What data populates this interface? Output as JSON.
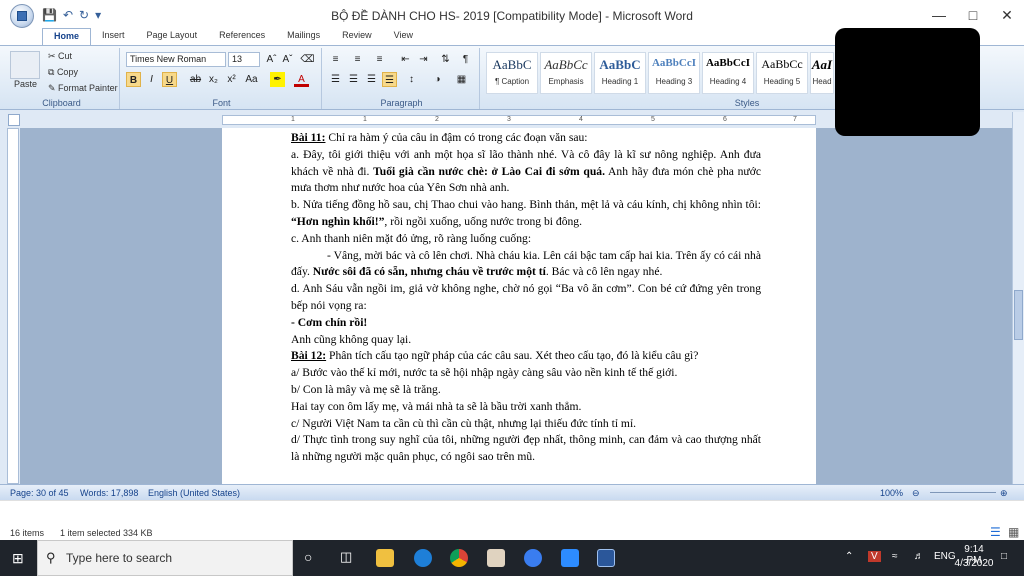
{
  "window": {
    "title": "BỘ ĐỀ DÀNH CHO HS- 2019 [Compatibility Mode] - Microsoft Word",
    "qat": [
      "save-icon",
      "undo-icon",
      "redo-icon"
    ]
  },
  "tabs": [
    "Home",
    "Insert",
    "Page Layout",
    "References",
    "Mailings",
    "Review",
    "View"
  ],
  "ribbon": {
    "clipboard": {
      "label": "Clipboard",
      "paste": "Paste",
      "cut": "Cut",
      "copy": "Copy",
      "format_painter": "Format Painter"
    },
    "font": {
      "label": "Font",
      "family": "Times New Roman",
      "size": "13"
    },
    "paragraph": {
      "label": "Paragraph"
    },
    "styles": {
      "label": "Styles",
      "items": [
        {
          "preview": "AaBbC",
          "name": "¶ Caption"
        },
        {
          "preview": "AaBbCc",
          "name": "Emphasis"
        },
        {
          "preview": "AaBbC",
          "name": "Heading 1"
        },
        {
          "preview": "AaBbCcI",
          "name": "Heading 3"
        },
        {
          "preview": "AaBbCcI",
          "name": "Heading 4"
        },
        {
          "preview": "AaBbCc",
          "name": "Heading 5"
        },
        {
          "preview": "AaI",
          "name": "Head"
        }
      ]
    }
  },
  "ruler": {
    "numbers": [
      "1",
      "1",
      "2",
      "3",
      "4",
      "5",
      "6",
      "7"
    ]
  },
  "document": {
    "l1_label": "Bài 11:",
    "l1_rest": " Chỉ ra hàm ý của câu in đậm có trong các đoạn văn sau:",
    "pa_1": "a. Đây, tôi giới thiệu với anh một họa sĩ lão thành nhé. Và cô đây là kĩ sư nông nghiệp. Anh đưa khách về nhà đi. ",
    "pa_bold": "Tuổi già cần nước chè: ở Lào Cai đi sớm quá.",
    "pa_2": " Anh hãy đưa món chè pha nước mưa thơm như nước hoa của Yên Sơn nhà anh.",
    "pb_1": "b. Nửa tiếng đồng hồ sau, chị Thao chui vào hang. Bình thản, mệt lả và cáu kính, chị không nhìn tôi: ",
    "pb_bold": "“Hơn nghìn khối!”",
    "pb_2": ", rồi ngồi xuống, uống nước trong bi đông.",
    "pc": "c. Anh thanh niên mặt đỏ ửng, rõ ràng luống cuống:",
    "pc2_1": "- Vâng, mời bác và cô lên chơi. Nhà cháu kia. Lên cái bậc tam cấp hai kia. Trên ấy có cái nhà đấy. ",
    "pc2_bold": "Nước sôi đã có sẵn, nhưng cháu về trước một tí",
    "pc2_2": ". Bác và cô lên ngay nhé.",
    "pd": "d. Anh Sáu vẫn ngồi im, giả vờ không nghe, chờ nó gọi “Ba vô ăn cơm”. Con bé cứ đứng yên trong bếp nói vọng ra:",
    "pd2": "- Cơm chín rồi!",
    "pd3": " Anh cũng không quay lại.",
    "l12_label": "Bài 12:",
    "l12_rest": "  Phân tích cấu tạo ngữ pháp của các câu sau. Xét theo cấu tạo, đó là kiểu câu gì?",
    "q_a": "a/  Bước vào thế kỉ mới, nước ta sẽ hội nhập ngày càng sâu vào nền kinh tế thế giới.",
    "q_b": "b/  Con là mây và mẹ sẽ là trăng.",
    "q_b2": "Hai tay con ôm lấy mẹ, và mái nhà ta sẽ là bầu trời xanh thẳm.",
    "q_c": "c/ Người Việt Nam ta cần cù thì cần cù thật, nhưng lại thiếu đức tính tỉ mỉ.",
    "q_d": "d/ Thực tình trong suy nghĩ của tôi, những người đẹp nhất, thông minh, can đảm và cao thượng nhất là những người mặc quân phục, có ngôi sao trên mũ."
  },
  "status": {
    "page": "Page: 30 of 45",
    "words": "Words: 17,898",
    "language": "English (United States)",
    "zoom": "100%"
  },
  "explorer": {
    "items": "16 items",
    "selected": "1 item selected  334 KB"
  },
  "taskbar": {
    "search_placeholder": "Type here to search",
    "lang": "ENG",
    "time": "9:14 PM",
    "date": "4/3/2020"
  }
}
****************************************
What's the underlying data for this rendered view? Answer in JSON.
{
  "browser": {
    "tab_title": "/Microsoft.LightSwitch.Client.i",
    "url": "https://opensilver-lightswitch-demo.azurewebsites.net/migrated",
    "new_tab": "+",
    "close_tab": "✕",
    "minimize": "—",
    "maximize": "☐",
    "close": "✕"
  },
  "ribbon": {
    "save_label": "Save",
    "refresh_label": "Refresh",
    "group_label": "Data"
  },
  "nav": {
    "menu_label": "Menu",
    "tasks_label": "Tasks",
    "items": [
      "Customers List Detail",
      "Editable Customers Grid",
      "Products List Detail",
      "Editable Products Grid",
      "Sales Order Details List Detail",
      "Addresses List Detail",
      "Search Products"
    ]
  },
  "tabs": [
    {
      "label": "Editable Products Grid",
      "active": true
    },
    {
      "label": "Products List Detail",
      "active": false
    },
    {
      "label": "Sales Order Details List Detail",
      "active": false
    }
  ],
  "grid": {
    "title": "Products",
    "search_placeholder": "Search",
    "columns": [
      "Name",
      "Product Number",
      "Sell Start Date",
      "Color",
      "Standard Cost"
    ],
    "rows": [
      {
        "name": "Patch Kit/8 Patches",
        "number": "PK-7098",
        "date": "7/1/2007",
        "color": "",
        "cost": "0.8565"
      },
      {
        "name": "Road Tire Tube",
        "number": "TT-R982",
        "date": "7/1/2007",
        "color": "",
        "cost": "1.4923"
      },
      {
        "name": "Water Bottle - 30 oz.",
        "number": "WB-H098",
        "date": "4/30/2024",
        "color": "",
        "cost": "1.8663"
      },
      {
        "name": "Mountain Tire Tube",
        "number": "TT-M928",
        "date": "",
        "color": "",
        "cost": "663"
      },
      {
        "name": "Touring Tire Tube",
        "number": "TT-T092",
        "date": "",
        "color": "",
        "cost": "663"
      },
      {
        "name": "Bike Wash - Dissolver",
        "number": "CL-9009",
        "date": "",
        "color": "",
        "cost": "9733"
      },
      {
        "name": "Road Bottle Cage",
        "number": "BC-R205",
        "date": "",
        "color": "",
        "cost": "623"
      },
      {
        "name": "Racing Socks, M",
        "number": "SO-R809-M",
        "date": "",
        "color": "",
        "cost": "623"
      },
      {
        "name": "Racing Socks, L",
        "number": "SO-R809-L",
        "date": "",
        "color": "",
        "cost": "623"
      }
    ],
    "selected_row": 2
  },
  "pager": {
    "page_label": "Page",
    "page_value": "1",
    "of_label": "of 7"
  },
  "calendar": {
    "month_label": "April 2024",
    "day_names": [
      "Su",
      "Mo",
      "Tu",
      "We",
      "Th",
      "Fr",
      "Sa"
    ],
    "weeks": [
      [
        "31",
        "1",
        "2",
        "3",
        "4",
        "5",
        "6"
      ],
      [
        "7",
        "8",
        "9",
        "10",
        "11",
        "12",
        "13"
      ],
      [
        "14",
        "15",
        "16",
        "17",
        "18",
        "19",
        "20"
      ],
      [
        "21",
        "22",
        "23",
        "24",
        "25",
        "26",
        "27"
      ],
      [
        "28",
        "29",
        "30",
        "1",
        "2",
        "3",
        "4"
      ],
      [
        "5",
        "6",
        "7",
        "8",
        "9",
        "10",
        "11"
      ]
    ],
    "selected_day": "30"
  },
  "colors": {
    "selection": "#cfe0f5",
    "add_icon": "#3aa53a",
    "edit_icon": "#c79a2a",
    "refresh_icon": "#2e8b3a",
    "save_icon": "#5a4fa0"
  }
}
****************************************
### [GIVEN REQUEST]
What is the number of lines in the records that contain "Details"? Give that number only.

### [TASK RESPONSE]
2